Given request: Look through the data below and return each line where "Dorothy" appears.

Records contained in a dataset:
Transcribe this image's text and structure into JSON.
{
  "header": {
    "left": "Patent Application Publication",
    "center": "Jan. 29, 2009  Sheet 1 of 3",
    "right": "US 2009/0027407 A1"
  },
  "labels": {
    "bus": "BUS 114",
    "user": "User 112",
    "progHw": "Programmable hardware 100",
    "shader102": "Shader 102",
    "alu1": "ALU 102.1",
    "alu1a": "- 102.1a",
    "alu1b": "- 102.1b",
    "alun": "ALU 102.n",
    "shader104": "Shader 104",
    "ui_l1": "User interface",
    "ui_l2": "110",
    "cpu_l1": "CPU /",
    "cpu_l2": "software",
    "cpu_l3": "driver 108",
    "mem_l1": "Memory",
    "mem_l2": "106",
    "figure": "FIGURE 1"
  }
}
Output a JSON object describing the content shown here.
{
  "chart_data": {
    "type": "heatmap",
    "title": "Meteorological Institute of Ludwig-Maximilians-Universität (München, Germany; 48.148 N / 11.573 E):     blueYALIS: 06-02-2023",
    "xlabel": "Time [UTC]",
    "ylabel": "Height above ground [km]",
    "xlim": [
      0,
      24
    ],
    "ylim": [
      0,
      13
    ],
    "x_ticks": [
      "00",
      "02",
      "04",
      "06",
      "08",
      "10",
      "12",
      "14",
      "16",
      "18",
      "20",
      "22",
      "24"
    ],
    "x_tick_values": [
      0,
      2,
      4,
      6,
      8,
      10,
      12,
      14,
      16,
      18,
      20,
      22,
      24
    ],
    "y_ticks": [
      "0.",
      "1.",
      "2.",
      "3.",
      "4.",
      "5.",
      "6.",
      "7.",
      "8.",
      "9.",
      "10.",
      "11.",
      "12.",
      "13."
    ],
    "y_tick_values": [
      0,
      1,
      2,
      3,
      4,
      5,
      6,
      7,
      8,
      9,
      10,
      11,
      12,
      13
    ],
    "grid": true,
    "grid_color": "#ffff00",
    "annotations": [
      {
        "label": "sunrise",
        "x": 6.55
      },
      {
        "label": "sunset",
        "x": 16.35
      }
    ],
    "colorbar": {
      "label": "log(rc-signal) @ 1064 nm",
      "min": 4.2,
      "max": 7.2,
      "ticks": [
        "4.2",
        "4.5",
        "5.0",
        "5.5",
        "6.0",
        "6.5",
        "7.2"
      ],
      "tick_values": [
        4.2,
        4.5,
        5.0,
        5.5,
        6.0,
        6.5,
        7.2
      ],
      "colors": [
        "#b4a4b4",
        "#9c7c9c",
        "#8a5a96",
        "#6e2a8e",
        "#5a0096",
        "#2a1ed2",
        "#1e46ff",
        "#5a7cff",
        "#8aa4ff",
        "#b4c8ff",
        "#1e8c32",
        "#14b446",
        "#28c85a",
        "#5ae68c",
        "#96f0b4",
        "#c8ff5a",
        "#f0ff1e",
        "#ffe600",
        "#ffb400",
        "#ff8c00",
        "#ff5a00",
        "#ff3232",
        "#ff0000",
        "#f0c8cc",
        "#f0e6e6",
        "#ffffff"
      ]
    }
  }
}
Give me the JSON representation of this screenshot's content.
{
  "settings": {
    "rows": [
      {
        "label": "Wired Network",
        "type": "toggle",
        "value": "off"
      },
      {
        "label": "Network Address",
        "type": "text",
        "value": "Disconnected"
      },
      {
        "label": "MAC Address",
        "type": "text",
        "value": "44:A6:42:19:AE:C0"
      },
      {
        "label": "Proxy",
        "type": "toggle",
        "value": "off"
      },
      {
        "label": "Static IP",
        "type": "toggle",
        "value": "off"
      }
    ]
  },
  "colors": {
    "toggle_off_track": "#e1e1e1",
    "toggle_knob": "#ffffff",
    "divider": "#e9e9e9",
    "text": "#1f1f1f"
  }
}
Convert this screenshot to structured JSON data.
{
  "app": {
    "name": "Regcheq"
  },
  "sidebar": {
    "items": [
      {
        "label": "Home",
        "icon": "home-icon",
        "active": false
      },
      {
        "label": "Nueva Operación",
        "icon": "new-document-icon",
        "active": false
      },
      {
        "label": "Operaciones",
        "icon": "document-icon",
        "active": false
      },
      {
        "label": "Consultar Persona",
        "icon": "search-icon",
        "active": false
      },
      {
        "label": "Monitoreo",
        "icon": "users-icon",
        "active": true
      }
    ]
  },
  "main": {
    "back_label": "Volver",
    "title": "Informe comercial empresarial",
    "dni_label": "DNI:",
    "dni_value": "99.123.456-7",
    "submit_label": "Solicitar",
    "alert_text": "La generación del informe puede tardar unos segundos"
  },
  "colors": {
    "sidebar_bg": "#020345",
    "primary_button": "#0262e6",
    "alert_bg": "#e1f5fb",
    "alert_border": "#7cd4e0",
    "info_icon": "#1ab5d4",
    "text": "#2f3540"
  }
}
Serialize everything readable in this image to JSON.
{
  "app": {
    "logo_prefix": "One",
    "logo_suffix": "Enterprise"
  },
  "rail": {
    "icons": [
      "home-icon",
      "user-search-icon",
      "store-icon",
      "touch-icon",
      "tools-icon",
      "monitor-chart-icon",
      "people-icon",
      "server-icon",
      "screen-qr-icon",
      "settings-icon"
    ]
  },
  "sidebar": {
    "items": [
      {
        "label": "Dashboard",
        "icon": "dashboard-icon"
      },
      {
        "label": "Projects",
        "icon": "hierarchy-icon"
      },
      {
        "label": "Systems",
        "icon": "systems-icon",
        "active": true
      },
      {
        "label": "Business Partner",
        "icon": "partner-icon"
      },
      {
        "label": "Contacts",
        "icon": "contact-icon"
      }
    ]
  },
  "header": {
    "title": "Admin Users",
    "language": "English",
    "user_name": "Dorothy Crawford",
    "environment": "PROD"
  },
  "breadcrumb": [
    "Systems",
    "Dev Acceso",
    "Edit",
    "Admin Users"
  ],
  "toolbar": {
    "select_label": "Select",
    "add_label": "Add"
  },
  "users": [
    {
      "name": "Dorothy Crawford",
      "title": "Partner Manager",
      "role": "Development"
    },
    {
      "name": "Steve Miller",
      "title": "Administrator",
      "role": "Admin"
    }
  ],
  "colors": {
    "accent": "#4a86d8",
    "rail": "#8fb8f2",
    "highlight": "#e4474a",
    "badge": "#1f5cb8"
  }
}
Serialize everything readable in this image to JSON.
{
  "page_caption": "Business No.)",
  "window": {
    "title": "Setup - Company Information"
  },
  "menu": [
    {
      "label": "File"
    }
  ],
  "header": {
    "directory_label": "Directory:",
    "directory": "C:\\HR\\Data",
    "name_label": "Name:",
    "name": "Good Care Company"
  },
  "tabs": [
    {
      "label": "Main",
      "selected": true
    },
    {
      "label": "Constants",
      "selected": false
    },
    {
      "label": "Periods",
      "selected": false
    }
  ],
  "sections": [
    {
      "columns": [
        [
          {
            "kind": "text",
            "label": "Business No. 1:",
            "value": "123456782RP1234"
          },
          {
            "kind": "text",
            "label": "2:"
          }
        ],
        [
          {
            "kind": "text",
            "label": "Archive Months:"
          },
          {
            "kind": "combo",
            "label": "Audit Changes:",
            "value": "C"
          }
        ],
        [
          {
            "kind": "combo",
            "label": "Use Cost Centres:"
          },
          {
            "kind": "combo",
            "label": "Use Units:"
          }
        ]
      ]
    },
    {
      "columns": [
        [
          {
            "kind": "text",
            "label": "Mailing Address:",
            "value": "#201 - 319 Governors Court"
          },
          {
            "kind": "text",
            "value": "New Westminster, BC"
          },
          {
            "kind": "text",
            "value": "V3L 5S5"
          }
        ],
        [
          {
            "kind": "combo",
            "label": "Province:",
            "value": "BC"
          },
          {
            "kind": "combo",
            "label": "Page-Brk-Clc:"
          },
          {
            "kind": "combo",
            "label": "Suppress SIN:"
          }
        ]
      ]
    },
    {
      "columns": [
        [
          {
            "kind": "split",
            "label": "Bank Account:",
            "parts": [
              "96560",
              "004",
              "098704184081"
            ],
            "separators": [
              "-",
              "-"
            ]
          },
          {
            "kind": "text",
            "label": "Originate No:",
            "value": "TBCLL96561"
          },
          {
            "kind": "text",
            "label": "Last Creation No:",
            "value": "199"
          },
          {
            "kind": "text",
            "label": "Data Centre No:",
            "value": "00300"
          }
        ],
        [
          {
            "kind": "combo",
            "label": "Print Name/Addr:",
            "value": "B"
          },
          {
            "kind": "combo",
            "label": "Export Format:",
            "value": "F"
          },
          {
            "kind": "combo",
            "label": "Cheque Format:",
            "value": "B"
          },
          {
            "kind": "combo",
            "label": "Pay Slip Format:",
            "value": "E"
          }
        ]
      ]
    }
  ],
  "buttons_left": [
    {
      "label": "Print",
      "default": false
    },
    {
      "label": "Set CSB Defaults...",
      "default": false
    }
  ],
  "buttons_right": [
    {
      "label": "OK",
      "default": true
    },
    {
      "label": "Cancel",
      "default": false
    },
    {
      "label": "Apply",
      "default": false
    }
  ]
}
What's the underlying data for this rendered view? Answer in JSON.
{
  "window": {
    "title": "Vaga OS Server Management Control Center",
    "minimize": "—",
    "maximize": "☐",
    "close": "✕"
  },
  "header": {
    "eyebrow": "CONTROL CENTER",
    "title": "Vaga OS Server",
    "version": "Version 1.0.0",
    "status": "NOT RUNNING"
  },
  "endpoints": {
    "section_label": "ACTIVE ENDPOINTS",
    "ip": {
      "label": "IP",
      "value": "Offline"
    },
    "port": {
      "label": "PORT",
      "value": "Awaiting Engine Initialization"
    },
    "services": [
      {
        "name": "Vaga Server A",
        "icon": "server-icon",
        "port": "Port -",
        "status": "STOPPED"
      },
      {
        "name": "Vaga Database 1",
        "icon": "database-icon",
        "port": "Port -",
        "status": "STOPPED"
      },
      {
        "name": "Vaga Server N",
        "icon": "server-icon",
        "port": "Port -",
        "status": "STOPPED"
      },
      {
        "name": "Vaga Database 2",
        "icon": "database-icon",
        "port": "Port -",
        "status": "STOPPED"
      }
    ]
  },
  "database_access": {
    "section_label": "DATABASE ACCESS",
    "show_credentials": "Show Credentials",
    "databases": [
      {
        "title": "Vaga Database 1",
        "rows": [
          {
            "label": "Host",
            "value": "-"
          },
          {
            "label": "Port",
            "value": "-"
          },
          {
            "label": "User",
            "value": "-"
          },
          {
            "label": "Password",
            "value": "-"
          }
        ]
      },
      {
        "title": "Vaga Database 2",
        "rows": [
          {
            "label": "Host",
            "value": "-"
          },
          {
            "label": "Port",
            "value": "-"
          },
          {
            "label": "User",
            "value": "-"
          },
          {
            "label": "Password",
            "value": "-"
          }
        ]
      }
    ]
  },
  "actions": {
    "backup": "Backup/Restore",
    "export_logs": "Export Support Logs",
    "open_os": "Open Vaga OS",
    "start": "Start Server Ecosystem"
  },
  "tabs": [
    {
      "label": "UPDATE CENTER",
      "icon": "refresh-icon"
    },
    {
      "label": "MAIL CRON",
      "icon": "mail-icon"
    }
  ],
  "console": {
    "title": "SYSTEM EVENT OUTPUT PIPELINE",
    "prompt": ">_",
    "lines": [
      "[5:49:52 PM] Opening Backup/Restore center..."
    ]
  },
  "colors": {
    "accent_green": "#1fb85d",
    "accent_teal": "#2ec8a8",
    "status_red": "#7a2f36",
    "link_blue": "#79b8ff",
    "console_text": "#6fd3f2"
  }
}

Answer to this task:
    "user_name": "Dorothy Crawford",
      "name": "Dorothy Crawford",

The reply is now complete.